### Required work
Transcribe all of the material exactly, except for its pictures.
Start of Material for this exercise
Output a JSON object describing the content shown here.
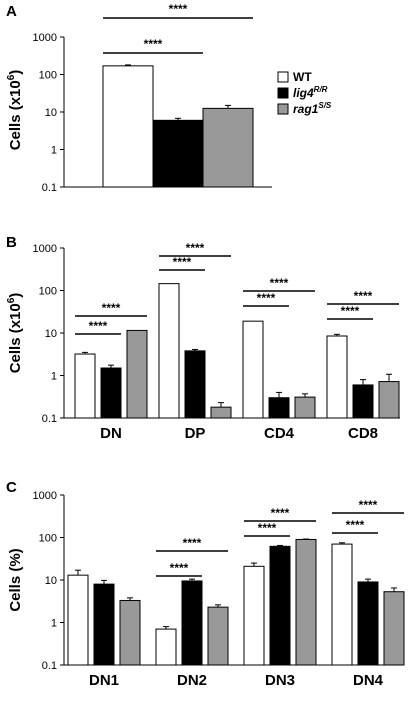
{
  "colors": {
    "WT": "#ffffff",
    "lig4": "#000000",
    "rag1": "#999999",
    "axis": "#000000"
  },
  "significance_label": "****",
  "panels": [
    {
      "letter": "A",
      "ylabel": "Cells (x10",
      "ylabel_sup": "6",
      "ylabel_close": ")",
      "yticks": [
        "1000",
        "100",
        "10",
        "1",
        "0.1"
      ],
      "legend": [
        {
          "key": "WT",
          "label": "WT",
          "sup": ""
        },
        {
          "key": "lig4",
          "label": "lig4",
          "sup": "R/R"
        },
        {
          "key": "rag1",
          "label": "rag1",
          "sup": "S/S"
        }
      ]
    },
    {
      "letter": "B",
      "ylabel": "Cells (x10",
      "ylabel_sup": "6",
      "ylabel_close": ")",
      "yticks": [
        "1000",
        "100",
        "10",
        "1",
        "0.1"
      ]
    },
    {
      "letter": "C",
      "ylabel": "Cells (%)",
      "ylabel_sup": "",
      "ylabel_close": "",
      "yticks": [
        "1000",
        "100",
        "10",
        "1",
        "0.1"
      ]
    }
  ],
  "chart_data": [
    {
      "type": "bar",
      "title": "A",
      "ylabel": "Cells (x10^6)",
      "yscale": "log",
      "ylim": [
        0.1,
        1000
      ],
      "categories": [
        ""
      ],
      "series": [
        {
          "name": "WT",
          "values": [
            170
          ],
          "errors": [
            10
          ]
        },
        {
          "name": "lig4 R/R",
          "values": [
            6
          ],
          "errors": [
            0.8
          ]
        },
        {
          "name": "rag1 S/S",
          "values": [
            12.5
          ],
          "errors": [
            2.5
          ]
        }
      ],
      "significance": [
        {
          "from": "WT",
          "to": "lig4 R/R",
          "label": "****"
        },
        {
          "from": "WT",
          "to": "rag1 S/S",
          "label": "****"
        }
      ],
      "legend_position": "right"
    },
    {
      "type": "bar",
      "title": "B",
      "ylabel": "Cells (x10^6)",
      "yscale": "log",
      "ylim": [
        0.1,
        1000
      ],
      "categories": [
        "DN",
        "DP",
        "CD4",
        "CD8"
      ],
      "series": [
        {
          "name": "WT",
          "values": [
            3.2,
            145,
            19,
            8.5
          ],
          "errors": [
            0.3,
            0,
            0,
            0.8
          ]
        },
        {
          "name": "lig4 R/R",
          "values": [
            1.5,
            3.8,
            0.3,
            0.6
          ],
          "errors": [
            0.25,
            0.3,
            0.1,
            0.2
          ]
        },
        {
          "name": "rag1 S/S",
          "values": [
            11.5,
            0.18,
            0.31,
            0.72
          ],
          "errors": [
            0,
            0.05,
            0.06,
            0.35
          ]
        }
      ],
      "significance": [
        {
          "category": "DN",
          "from": "WT",
          "to": "lig4 R/R",
          "label": "****"
        },
        {
          "category": "DN",
          "from": "WT",
          "to": "rag1 S/S",
          "label": "****"
        },
        {
          "category": "DP",
          "from": "WT",
          "to": "lig4 R/R",
          "label": "****"
        },
        {
          "category": "DP",
          "from": "WT",
          "to": "rag1 S/S",
          "label": "****"
        },
        {
          "category": "CD4",
          "from": "WT",
          "to": "lig4 R/R",
          "label": "****"
        },
        {
          "category": "CD4",
          "from": "WT",
          "to": "rag1 S/S",
          "label": "****"
        },
        {
          "category": "CD8",
          "from": "WT",
          "to": "lig4 R/R",
          "label": "****"
        },
        {
          "category": "CD8",
          "from": "WT",
          "to": "rag1 S/S",
          "label": "****"
        }
      ]
    },
    {
      "type": "bar",
      "title": "C",
      "ylabel": "Cells (%)",
      "yscale": "log",
      "ylim": [
        0.1,
        1000
      ],
      "categories": [
        "DN1",
        "DN2",
        "DN3",
        "DN4"
      ],
      "series": [
        {
          "name": "WT",
          "values": [
            13,
            0.7,
            21,
            70
          ],
          "errors": [
            4,
            0.1,
            4,
            5
          ]
        },
        {
          "name": "lig4 R/R",
          "values": [
            8,
            9.5,
            62,
            9
          ],
          "errors": [
            1.8,
            1,
            3,
            1.5
          ]
        },
        {
          "name": "rag1 S/S",
          "values": [
            3.3,
            2.3,
            90,
            5.3
          ],
          "errors": [
            0.5,
            0.3,
            2,
            1.2
          ]
        }
      ],
      "significance": [
        {
          "category": "DN2",
          "from": "WT",
          "to": "lig4 R/R",
          "label": "****"
        },
        {
          "category": "DN2",
          "from": "WT",
          "to": "rag1 S/S",
          "label": "****"
        },
        {
          "category": "DN3",
          "from": "WT",
          "to": "lig4 R/R",
          "label": "****"
        },
        {
          "category": "DN3",
          "from": "WT",
          "to": "rag1 S/S",
          "label": "****"
        },
        {
          "category": "DN4",
          "from": "WT",
          "to": "lig4 R/R",
          "label": "****"
        },
        {
          "category": "DN4",
          "from": "WT",
          "to": "rag1 S/S",
          "label": "****"
        }
      ]
    }
  ]
}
End of Material for this exercise
### The output
Output a JSON object describing the content shown here.
{
  "colors": {
    "WT": "#ffffff",
    "lig4": "#000000",
    "rag1": "#999999",
    "axis": "#000000"
  },
  "significance_label": "****",
  "panels": [
    {
      "letter": "A",
      "ylabel": "Cells (x10",
      "ylabel_sup": "6",
      "ylabel_close": ")",
      "yticks": [
        "1000",
        "100",
        "10",
        "1",
        "0.1"
      ],
      "legend": [
        {
          "key": "WT",
          "label": "WT",
          "sup": ""
        },
        {
          "key": "lig4",
          "label": "lig4",
          "sup": "R/R"
        },
        {
          "key": "rag1",
          "label": "rag1",
          "sup": "S/S"
        }
      ]
    },
    {
      "letter": "B",
      "ylabel": "Cells (x10",
      "ylabel_sup": "6",
      "ylabel_close": ")",
      "yticks": [
        "1000",
        "100",
        "10",
        "1",
        "0.1"
      ]
    },
    {
      "letter": "C",
      "ylabel": "Cells (%)",
      "ylabel_sup": "",
      "ylabel_close": "",
      "yticks": [
        "1000",
        "100",
        "10",
        "1",
        "0.1"
      ]
    }
  ],
  "chart_data": [
    {
      "type": "bar",
      "title": "A",
      "ylabel": "Cells (x10^6)",
      "yscale": "log",
      "ylim": [
        0.1,
        1000
      ],
      "categories": [
        ""
      ],
      "series": [
        {
          "name": "WT",
          "values": [
            170
          ],
          "errors": [
            10
          ]
        },
        {
          "name": "lig4 R/R",
          "values": [
            6
          ],
          "errors": [
            0.8
          ]
        },
        {
          "name": "rag1 S/S",
          "values": [
            12.5
          ],
          "errors": [
            2.5
          ]
        }
      ],
      "significance": [
        {
          "from": "WT",
          "to": "lig4 R/R",
          "label": "****"
        },
        {
          "from": "WT",
          "to": "rag1 S/S",
          "label": "****"
        }
      ],
      "legend_position": "right"
    },
    {
      "type": "bar",
      "title": "B",
      "ylabel": "Cells (x10^6)",
      "yscale": "log",
      "ylim": [
        0.1,
        1000
      ],
      "categories": [
        "DN",
        "DP",
        "CD4",
        "CD8"
      ],
      "series": [
        {
          "name": "WT",
          "values": [
            3.2,
            145,
            19,
            8.5
          ],
          "errors": [
            0.3,
            0,
            0,
            0.8
          ]
        },
        {
          "name": "lig4 R/R",
          "values": [
            1.5,
            3.8,
            0.3,
            0.6
          ],
          "errors": [
            0.25,
            0.3,
            0.1,
            0.2
          ]
        },
        {
          "name": "rag1 S/S",
          "values": [
            11.5,
            0.18,
            0.31,
            0.72
          ],
          "errors": [
            0,
            0.05,
            0.06,
            0.35
          ]
        }
      ],
      "significance": [
        {
          "category": "DN",
          "from": "WT",
          "to": "lig4 R/R",
          "label": "****"
        },
        {
          "category": "DN",
          "from": "WT",
          "to": "rag1 S/S",
          "label": "****"
        },
        {
          "category": "DP",
          "from": "WT",
          "to": "lig4 R/R",
          "label": "****"
        },
        {
          "category": "DP",
          "from": "WT",
          "to": "rag1 S/S",
          "label": "****"
        },
        {
          "category": "CD4",
          "from": "WT",
          "to": "lig4 R/R",
          "label": "****"
        },
        {
          "category": "CD4",
          "from": "WT",
          "to": "rag1 S/S",
          "label": "****"
        },
        {
          "category": "CD8",
          "from": "WT",
          "to": "lig4 R/R",
          "label": "****"
        },
        {
          "category": "CD8",
          "from": "WT",
          "to": "rag1 S/S",
          "label": "****"
        }
      ]
    },
    {
      "type": "bar",
      "title": "C",
      "ylabel": "Cells (%)",
      "yscale": "log",
      "ylim": [
        0.1,
        1000
      ],
      "categories": [
        "DN1",
        "DN2",
        "DN3",
        "DN4"
      ],
      "series": [
        {
          "name": "WT",
          "values": [
            13,
            0.7,
            21,
            70
          ],
          "errors": [
            4,
            0.1,
            4,
            5
          ]
        },
        {
          "name": "lig4 R/R",
          "values": [
            8,
            9.5,
            62,
            9
          ],
          "errors": [
            1.8,
            1,
            3,
            1.5
          ]
        },
        {
          "name": "rag1 S/S",
          "values": [
            3.3,
            2.3,
            90,
            5.3
          ],
          "errors": [
            0.5,
            0.3,
            2,
            1.2
          ]
        }
      ],
      "significance": [
        {
          "category": "DN2",
          "from": "WT",
          "to": "lig4 R/R",
          "label": "****"
        },
        {
          "category": "DN2",
          "from": "WT",
          "to": "rag1 S/S",
          "label": "****"
        },
        {
          "category": "DN3",
          "from": "WT",
          "to": "lig4 R/R",
          "label": "****"
        },
        {
          "category": "DN3",
          "from": "WT",
          "to": "rag1 S/S",
          "label": "****"
        },
        {
          "category": "DN4",
          "from": "WT",
          "to": "lig4 R/R",
          "label": "****"
        },
        {
          "category": "DN4",
          "from": "WT",
          "to": "rag1 S/S",
          "label": "****"
        }
      ]
    }
  ]
}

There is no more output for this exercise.